Your task =>
Pull out every line below holding the word "text".

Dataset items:
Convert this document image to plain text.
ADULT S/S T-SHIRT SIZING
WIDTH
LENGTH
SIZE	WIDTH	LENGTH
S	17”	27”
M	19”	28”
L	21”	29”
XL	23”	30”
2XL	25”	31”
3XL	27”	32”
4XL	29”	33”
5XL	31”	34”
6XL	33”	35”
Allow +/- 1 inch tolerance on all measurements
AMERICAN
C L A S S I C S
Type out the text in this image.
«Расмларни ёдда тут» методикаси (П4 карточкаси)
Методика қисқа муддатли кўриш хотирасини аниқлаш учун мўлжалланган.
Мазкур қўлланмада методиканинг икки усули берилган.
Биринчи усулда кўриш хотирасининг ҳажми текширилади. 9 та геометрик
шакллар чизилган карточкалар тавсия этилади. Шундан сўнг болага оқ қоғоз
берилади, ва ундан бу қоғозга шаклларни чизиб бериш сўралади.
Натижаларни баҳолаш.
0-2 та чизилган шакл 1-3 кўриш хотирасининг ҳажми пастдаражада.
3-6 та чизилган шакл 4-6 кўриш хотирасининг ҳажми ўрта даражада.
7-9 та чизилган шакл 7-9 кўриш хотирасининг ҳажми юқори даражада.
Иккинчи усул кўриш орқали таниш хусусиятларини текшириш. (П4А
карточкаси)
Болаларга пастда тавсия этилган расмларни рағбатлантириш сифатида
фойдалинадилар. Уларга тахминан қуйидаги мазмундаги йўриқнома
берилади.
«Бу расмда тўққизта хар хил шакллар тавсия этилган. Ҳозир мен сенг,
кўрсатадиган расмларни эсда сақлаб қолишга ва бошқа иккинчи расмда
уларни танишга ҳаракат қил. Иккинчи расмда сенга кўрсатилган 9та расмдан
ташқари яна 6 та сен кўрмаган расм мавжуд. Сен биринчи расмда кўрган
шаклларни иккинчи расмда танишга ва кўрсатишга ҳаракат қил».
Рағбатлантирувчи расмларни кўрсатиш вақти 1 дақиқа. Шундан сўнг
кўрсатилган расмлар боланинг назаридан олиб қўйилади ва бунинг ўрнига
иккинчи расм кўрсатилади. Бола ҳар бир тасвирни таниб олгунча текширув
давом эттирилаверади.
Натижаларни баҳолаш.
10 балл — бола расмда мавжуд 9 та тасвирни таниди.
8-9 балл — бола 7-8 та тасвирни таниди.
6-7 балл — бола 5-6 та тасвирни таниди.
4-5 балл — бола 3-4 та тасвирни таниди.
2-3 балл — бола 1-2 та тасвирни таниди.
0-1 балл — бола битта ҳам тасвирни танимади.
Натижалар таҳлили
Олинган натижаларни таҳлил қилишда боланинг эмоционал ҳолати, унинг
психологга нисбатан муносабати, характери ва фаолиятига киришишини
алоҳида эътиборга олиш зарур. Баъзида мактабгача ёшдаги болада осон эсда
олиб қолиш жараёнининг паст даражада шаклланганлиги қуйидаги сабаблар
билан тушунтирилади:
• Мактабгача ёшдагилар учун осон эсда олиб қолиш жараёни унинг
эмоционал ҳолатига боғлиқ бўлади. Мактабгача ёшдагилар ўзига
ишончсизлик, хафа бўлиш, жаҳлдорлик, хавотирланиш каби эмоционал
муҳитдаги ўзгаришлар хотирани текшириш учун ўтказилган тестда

Complete answer =>
Convert this document image to plain text.
Type out the text in this image.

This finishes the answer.